EXERCISE INSTRUCTIONS:
Extract every record, keeping each one exactly as it is.

▬▬▬▬▬▬

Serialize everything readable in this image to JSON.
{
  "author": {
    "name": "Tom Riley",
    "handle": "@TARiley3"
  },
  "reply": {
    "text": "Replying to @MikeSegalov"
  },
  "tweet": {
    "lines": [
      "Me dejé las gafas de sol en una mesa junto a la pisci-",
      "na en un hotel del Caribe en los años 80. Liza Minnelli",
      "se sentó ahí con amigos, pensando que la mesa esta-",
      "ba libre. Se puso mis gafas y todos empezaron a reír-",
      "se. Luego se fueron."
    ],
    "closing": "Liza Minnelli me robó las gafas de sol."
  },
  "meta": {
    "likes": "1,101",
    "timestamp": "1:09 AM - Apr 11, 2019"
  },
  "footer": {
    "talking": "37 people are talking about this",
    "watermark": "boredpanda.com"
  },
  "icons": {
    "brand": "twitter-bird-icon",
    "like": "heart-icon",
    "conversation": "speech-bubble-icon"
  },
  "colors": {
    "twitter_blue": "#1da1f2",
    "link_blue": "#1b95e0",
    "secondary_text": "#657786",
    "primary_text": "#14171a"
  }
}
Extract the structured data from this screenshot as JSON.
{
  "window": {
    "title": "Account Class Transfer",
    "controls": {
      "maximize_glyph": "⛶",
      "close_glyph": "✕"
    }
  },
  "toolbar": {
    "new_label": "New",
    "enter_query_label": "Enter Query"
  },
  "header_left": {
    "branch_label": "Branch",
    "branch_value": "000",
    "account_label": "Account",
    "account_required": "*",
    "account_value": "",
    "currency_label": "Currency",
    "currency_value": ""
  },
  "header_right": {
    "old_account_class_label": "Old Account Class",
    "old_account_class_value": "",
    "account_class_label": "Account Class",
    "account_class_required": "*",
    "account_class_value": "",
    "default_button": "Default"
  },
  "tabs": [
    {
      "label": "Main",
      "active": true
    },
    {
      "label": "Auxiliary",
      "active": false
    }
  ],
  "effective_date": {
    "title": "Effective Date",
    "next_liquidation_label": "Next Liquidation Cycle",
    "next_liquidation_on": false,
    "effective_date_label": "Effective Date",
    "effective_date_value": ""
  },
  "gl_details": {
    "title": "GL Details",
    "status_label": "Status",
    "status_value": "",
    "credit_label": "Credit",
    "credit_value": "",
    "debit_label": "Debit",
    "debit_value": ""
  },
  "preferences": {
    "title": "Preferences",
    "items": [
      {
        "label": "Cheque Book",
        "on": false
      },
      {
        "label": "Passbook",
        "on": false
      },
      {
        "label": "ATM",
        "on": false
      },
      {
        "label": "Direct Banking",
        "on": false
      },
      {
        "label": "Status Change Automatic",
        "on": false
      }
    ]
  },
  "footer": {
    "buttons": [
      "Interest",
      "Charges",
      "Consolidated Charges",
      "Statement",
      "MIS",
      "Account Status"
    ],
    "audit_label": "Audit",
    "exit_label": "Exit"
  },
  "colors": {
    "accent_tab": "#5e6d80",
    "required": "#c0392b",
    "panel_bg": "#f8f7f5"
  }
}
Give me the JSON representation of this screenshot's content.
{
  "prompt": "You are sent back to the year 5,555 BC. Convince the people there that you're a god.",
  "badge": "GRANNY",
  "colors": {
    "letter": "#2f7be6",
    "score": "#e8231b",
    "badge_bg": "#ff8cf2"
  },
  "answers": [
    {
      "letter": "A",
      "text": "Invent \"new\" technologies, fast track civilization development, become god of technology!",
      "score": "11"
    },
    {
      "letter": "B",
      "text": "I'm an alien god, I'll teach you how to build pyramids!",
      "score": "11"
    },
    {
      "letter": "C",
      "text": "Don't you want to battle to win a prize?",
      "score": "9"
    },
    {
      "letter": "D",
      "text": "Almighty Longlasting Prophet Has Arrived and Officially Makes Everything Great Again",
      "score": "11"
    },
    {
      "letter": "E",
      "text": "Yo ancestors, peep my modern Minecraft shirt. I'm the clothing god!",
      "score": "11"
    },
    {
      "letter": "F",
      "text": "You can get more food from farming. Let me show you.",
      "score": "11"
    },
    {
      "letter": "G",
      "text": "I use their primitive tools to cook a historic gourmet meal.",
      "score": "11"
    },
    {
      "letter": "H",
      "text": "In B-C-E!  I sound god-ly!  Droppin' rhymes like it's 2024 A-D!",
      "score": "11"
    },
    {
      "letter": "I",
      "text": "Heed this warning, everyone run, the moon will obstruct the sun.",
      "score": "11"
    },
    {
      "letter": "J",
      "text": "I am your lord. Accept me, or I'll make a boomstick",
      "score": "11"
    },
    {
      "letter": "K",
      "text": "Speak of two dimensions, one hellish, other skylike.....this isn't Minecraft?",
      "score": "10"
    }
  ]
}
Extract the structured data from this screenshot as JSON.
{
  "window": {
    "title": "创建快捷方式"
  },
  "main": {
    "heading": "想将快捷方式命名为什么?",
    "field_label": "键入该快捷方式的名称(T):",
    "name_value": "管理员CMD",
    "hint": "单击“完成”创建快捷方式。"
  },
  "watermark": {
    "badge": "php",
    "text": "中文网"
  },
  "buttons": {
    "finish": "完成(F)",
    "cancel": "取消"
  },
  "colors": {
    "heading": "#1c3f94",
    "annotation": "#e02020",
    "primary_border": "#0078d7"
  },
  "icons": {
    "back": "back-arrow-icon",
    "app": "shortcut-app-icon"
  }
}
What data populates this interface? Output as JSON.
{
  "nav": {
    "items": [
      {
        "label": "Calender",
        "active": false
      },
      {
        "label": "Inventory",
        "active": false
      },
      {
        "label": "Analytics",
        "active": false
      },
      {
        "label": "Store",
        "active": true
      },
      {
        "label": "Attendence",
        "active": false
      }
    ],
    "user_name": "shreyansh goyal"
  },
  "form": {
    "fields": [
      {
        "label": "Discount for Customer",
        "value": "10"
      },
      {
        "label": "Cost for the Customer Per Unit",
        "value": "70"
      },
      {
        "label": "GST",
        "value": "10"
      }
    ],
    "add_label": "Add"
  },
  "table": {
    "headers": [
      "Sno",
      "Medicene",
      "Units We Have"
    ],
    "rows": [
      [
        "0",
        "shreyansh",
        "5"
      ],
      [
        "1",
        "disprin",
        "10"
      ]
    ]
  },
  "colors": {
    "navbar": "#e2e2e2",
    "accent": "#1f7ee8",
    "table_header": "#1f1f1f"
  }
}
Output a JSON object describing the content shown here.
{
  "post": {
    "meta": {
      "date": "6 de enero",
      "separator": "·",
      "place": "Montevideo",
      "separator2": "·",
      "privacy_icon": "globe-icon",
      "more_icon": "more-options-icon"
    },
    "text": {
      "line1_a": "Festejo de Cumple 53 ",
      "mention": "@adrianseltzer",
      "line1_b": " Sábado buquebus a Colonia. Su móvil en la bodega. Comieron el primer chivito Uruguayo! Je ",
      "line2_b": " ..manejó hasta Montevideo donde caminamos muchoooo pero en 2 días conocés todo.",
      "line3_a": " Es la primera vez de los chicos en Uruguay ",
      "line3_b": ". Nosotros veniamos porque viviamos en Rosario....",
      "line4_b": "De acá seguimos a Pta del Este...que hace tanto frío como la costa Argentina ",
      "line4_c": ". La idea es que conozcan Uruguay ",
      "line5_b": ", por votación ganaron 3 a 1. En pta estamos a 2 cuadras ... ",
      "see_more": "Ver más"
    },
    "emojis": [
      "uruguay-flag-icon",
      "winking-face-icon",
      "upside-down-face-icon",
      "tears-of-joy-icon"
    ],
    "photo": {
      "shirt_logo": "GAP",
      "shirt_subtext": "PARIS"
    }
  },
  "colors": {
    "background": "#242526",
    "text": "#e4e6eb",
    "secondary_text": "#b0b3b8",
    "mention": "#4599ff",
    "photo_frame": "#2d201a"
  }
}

▬▬▬▬▬▬

THE RESULT:
Serialize everything readable in this image to JSON.
{
  "author": {
    "name": "Tom Riley",
    "handle": "@TARiley3"
  },
  "reply": {
    "text": "Replying to @MikeSegalov"
  },
  "tweet": {
    "lines": [
      "Me dejé las gafas de sol en una mesa junto a la pisci-",
      "na en un hotel del Caribe en los años 80. Liza Minnelli",
      "se sentó ahí con amigos, pensando que la mesa esta-",
      "ba libre. Se puso mis gafas y todos empezaron a reír-",
      "se. Luego se fueron."
    ],
    "closing": "Liza Minnelli me robó las gafas de sol."
  },
  "meta": {
    "likes": "1,101",
    "timestamp": "1:09 AM - Apr 11, 2019"
  },
  "footer": {
    "talking": "37 people are talking about this",
    "watermark": "boredpanda.com"
  },
  "icons": {
    "brand": "twitter-bird-icon",
    "like": "heart-icon",
    "conversation": "speech-bubble-icon"
  },
  "colors": {
    "twitter_blue": "#1da1f2",
    "link_blue": "#1b95e0",
    "secondary_text": "#657786",
    "primary_text": "#14171a"
  }
}
Extract the structured data from this screenshot as JSON.
{
  "window": {
    "title": "Account Class Transfer",
    "controls": {
      "maximize_glyph": "⛶",
      "close_glyph": "✕"
    }
  },
  "toolbar": {
    "new_label": "New",
    "enter_query_label": "Enter Query"
  },
  "header_left": {
    "branch_label": "Branch",
    "branch_value": "000",
    "account_label": "Account",
    "account_required": "*",
    "account_value": "",
    "currency_label": "Currency",
    "currency_value": ""
  },
  "header_right": {
    "old_account_class_label": "Old Account Class",
    "old_account_class_value": "",
    "account_class_label": "Account Class",
    "account_class_required": "*",
    "account_class_value": "",
    "default_button": "Default"
  },
  "tabs": [
    {
      "label": "Main",
      "active": true
    },
    {
      "label": "Auxiliary",
      "active": false
    }
  ],
  "effective_date": {
    "title": "Effective Date",
    "next_liquidation_label": "Next Liquidation Cycle",
    "next_liquidation_on": false,
    "effective_date_label": "Effective Date",
    "effective_date_value": ""
  },
  "gl_details": {
    "title": "GL Details",
    "status_label": "Status",
    "status_value": "",
    "credit_label": "Credit",
    "credit_value": "",
    "debit_label": "Debit",
    "debit_value": ""
  },
  "preferences": {
    "title": "Preferences",
    "items": [
      {
        "label": "Cheque Book",
        "on": false
      },
      {
        "label": "Passbook",
        "on": false
      },
      {
        "label": "ATM",
        "on": false
      },
      {
        "label": "Direct Banking",
        "on": false
      },
      {
        "label": "Status Change Automatic",
        "on": false
      }
    ]
  },
  "footer": {
    "buttons": [
      "Interest",
      "Charges",
      "Consolidated Charges",
      "Statement",
      "MIS",
      "Account Status"
    ],
    "audit_label": "Audit",
    "exit_label": "Exit"
  },
  "colors": {
    "accent_tab": "#5e6d80",
    "required": "#c0392b",
    "panel_bg": "#f8f7f5"
  }
}
Give me the JSON representation of this screenshot's content.
{
  "prompt": "You are sent back to the year 5,555 BC. Convince the people there that you're a god.",
  "badge": "GRANNY",
  "colors": {
    "letter": "#2f7be6",
    "score": "#e8231b",
    "badge_bg": "#ff8cf2"
  },
  "answers": [
    {
      "letter": "A",
      "text": "Invent \"new\" technologies, fast track civilization development, become god of technology!",
      "score": "11"
    },
    {
      "letter": "B",
      "text": "I'm an alien god, I'll teach you how to build pyramids!",
      "score": "11"
    },
    {
      "letter": "C",
      "text": "Don't you want to battle to win a prize?",
      "score": "9"
    },
    {
      "letter": "D",
      "text": "Almighty Longlasting Prophet Has Arrived and Officially Makes Everything Great Again",
      "score": "11"
    },
    {
      "letter": "E",
      "text": "Yo ancestors, peep my modern Minecraft shirt. I'm the clothing god!",
      "score": "11"
    },
    {
      "letter": "F",
      "text": "You can get more food from farming. Let me show you.",
      "score": "11"
    },
    {
      "letter": "G",
      "text": "I use their primitive tools to cook a historic gourmet meal.",
      "score": "11"
    },
    {
      "letter": "H",
      "text": "In B-C-E!  I sound god-ly!  Droppin' rhymes like it's 2024 A-D!",
      "score": "11"
    },
    {
      "letter": "I",
      "text": "Heed this warning, everyone run, the moon will obstruct the sun.",
      "score": "11"
    },
    {
      "letter": "J",
      "text": "I am your lord. Accept me, or I'll make a boomstick",
      "score": "11"
    },
    {
      "letter": "K",
      "text": "Speak of two dimensions, one hellish, other skylike.....this isn't Minecraft?",
      "score": "10"
    }
  ]
}
Extract the structured data from this screenshot as JSON.
{
  "window": {
    "title": "创建快捷方式"
  },
  "main": {
    "heading": "想将快捷方式命名为什么?",
    "field_label": "键入该快捷方式的名称(T):",
    "name_value": "管理员CMD",
    "hint": "单击“完成”创建快捷方式。"
  },
  "watermark": {
    "badge": "php",
    "text": "中文网"
  },
  "buttons": {
    "finish": "完成(F)",
    "cancel": "取消"
  },
  "colors": {
    "heading": "#1c3f94",
    "annotation": "#e02020",
    "primary_border": "#0078d7"
  },
  "icons": {
    "back": "back-arrow-icon",
    "app": "shortcut-app-icon"
  }
}
What data populates this interface? Output as JSON.
{
  "nav": {
    "items": [
      {
        "label": "Calender",
        "active": false
      },
      {
        "label": "Inventory",
        "active": false
      },
      {
        "label": "Analytics",
        "active": false
      },
      {
        "label": "Store",
        "active": true
      },
      {
        "label": "Attendence",
        "active": false
      }
    ],
    "user_name": "shreyansh goyal"
  },
  "form": {
    "fields": [
      {
        "label": "Discount for Customer",
        "value": "10"
      },
      {
        "label": "Cost for the Customer Per Unit",
        "value": "70"
      },
      {
        "label": "GST",
        "value": "10"
      }
    ],
    "add_label": "Add"
  },
  "table": {
    "headers": [
      "Sno",
      "Medicene",
      "Units We Have"
    ],
    "rows": [
      [
        "0",
        "shreyansh",
        "5"
      ],
      [
        "1",
        "disprin",
        "10"
      ]
    ]
  },
  "colors": {
    "navbar": "#e2e2e2",
    "accent": "#1f7ee8",
    "table_header": "#1f1f1f"
  }
}
Output a JSON object describing the content shown here.
{
  "post": {
    "meta": {
      "date": "6 de enero",
      "separator": "·",
      "place": "Montevideo",
      "separator2": "·",
      "privacy_icon": "globe-icon",
      "more_icon": "more-options-icon"
    },
    "text": {
      "line1_a": "Festejo de Cumple 53 ",
      "mention": "@adrianseltzer",
      "line1_b": " Sábado buquebus a Colonia. Su móvil en la bodega. Comieron el primer chivito Uruguayo! Je ",
      "line2_b": " ..manejó hasta Montevideo donde caminamos muchoooo pero en 2 días conocés todo.",
      "line3_a": " Es la primera vez de los chicos en Uruguay ",
      "line3_b": ". Nosotros veniamos porque viviamos en Rosario....",
      "line4_b": "De acá seguimos a Pta del Este...que hace tanto frío como la costa Argentina ",
      "line4_c": ". La idea es que conozcan Uruguay ",
      "line5_b": ", por votación ganaron 3 a 1. En pta estamos a 2 cuadras ... ",
      "see_more": "Ver más"
    },
    "emojis": [
      "uruguay-flag-icon",
      "winking-face-icon",
      "upside-down-face-icon",
      "tears-of-joy-icon"
    ],
    "photo": {
      "shirt_logo": "GAP",
      "shirt_subtext": "PARIS"
    }
  },
  "colors": {
    "background": "#242526",
    "text": "#e4e6eb",
    "secondary_text": "#b0b3b8",
    "mention": "#4599ff",
    "photo_frame": "#2d201a"
  }
}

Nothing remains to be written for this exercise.